§ **Supplied text**
After almost two months of beta tests, Polylang 1.8 has just been released.
As described in an earlier post, the most visible changes are in the plugin settings pages which have been totally revamped.
You are now able to choose your own flags for the languages, directly from the admin screen when adding or editing a language. The default language is now identified in the languages list table and can be modified directly in the table.
Since the last update, six new WordPress languages packs (ary, bn_BD, en_ZA, es_AR, fr_BE, fr_CA) have been created. These languages found their place in the predefined list.
The settings are now arranged in modules. One late change not earlier described is a new option to allow Polylang data not to be deleted when the plugin is uninstalled. If you want to delete all Polylang data when using the red “Delete” link in the plugins list table, you now have to check this option in the Tools module of Polylang settings. This option is unchecked by default.
The hreflang html tag now contains the locale instead of the ISO-639-1 language code. This will allow users having several variants of the same ISO-639-1 language to have valid W3C locales in the hreflang tags. Polylang also works around an issue in WordPress for non W3C valid locales (ex: de_DE_formal).

§ **Dataset extract**
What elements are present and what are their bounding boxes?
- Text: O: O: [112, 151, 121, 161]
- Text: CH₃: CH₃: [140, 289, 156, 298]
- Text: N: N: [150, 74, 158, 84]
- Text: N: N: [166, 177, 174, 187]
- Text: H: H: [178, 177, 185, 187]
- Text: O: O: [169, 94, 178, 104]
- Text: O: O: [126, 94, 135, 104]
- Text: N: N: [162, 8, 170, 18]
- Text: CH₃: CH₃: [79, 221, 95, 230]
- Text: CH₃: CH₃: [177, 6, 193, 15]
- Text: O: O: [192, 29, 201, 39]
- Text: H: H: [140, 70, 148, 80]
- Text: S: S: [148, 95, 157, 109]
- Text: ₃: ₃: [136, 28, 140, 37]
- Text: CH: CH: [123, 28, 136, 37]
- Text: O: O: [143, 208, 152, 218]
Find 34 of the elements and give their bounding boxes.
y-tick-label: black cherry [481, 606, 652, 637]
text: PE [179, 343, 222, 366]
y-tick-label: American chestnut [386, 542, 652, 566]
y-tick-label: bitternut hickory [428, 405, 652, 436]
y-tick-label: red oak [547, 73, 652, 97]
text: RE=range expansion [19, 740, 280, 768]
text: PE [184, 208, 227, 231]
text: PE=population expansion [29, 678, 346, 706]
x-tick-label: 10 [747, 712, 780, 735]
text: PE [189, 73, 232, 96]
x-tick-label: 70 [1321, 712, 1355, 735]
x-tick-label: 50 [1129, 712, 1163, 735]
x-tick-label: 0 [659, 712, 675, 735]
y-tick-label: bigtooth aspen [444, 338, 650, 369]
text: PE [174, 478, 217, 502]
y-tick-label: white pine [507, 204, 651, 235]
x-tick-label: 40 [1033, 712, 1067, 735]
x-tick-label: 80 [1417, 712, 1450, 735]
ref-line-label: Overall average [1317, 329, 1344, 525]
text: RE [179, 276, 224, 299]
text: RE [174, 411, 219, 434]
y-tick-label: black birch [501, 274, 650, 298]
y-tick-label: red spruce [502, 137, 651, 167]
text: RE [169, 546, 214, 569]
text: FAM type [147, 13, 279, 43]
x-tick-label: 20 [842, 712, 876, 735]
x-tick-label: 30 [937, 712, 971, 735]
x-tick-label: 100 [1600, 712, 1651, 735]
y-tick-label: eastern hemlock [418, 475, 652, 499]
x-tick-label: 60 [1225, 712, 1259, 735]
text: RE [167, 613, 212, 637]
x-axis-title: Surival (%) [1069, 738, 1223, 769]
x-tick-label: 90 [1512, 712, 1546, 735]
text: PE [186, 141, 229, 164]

§ **Exercises to complete**
(1) In the Polylang 1.8 release notes, what does the hreflang html tag now contain?
(2) Rewrite the part of the Polylang 1.8 release notes that begins at the words "You are now" and stops after "unchecked by default.", replacing "option" with "setting".
(3) Continue the Polylang 1.8 release notes from the point where they stop.
The rows have nothing to do with the Polylang 1.8 release notes.

§ **Responses for each task**
(1) The locale instead of the ISO-639-1 language code.

(2)
You are now able to choose your own flags for the languages, directly from the admin screen when adding or editing a language. The default language is now identified in the languages list table and can be modified directly in the table.
Since the last update, six new WordPress languages packs (ary, bn_BD, en_ZA, es_AR, fr_BE, fr_CA) have been created. These languages found their place in the predefined list.
The settings are now arranged in modules. One late change not earlier described is a new setting to allow Polylang data not to be deleted when the plugin is uninstalled. If you want to delete all Polylang data when using the red “Delete” link in the plugins list table, you now have to check this setting in the Tools module of Polylang settings. This setting is unchecked by default.

(3)
I also worked on the compatibility with Jetpack Related Posts, Duplicate Post, and worked around a bug in Nextgen Gallery preventing both plugins to work together.
Other less visible improvements and bug fixes are described in the changelog. Developpers having a plugin or a theme interacting directly with the PLL_Model class instead of the Polylang API should read the post dedicated to internal changes.
Last but not least, twelve translations are now taking profit of the plugins languages packs (automatically updated by the built in functionnality of WordPress): Albanian, Danish, Duch, French, Greek, Galician, Italian, Japanese, Portuguese, Romanian, Slovak and Swedish. Thanks a lot to the translators and translations editors!